# Énoncé:
Dans l'article sur la Chine et l'européisme, quelle définition est donnée du mot « européisme » ?

# Extrait du texte:
╭──

Géopolitiques
Plateforme de connectivité
Les
Chinois plus européistes que
les Européens
Jean-Paul
Baquiast 04/08/2015
Par
européisme, entendons la volonté
de rassembler les européens dans
une structure puissante et indépendante.
Les Américains sous cet angle
ne sont en rien des européistes.
De plus en plus d'européens eux-mêmes
se détournent de cette option
pour en revenir à des préférences
nationales. Or la Chine affirme au contraire
vouloir participer à la construction
d'une Europe européiste.
Ce n'est évidemment pas par altruisme
qu'elle agit ainsi, mais parce que son
intérêt, pense-t-elle,
est de se confronter avec une Europe
puissance capable d'équilibrer
sa propre puissance, et de dialoguer
avec elle d'égale à égale,
en conjuguant les efforts pour la mise
en place de grands projets ambitieux.
Mieux vaut négocier avec un interlocuteur
unique et suffisamment sûr de
lui pour ne pas entretenir de réflexes
de peur, que s'épuiser à
tenter de convaincre 27 Etats faibles,
opposés les uns aux autres et
nourrissant face à la Chine des
réactions de repli.
Nous
avions déjà observé,
en commentant le programme chinois de
Nouvelle Route de la Soie, que les autorités
chinoises le présentent, non
comme un instrument de conquête,
jouant des oppositions entre Etats traversés,
que comme un lien permettant de rapprocher
ceux-ci entre eux tout autant qu'avec
la Chine, y compris dans le cas de frères
ennemis comme le Pakistan et l'Inde.
Ce rapprochement est d'ailleurs nécessaire
à la bonne mise en place de cette
Route de la Soie. Peut-on construire
des liaisons maritimes et terrestres
entre pays qui se font la guerre. De
plus, si l'on en croit les Chinois,
cette Route jouera dans les deux sens.

╰──

# Données fournies:
╭──

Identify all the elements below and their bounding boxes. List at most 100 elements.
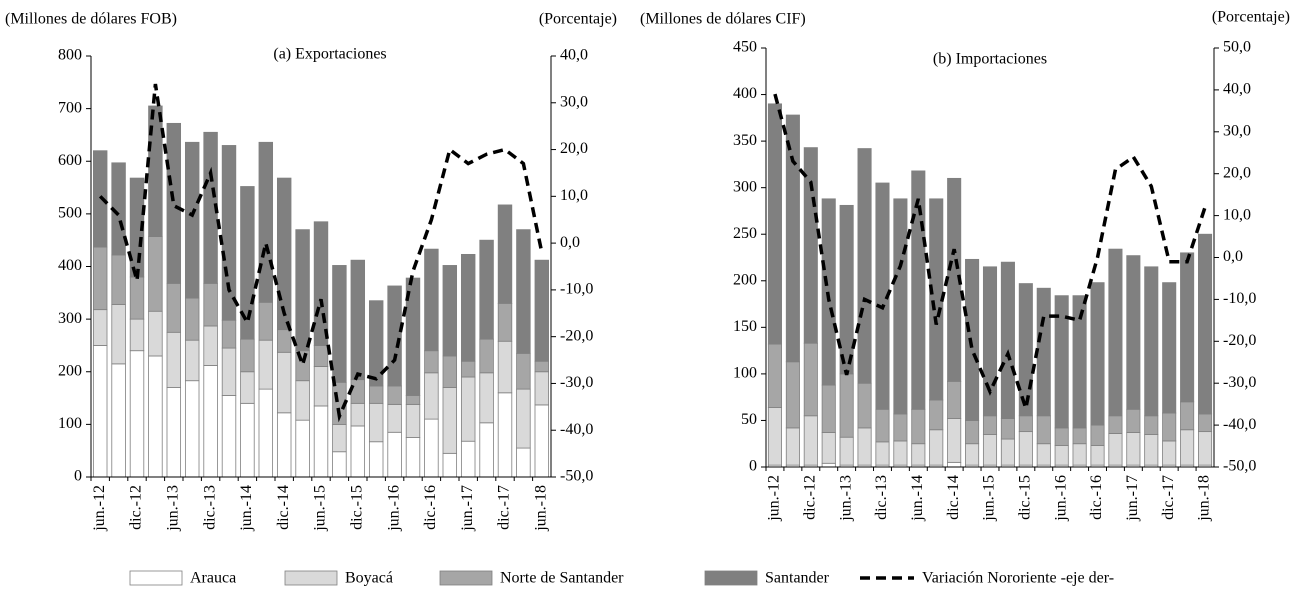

╰──

# Solution rédigée:
La volonté de rassembler les Européens dans une structure puissante et indépendante.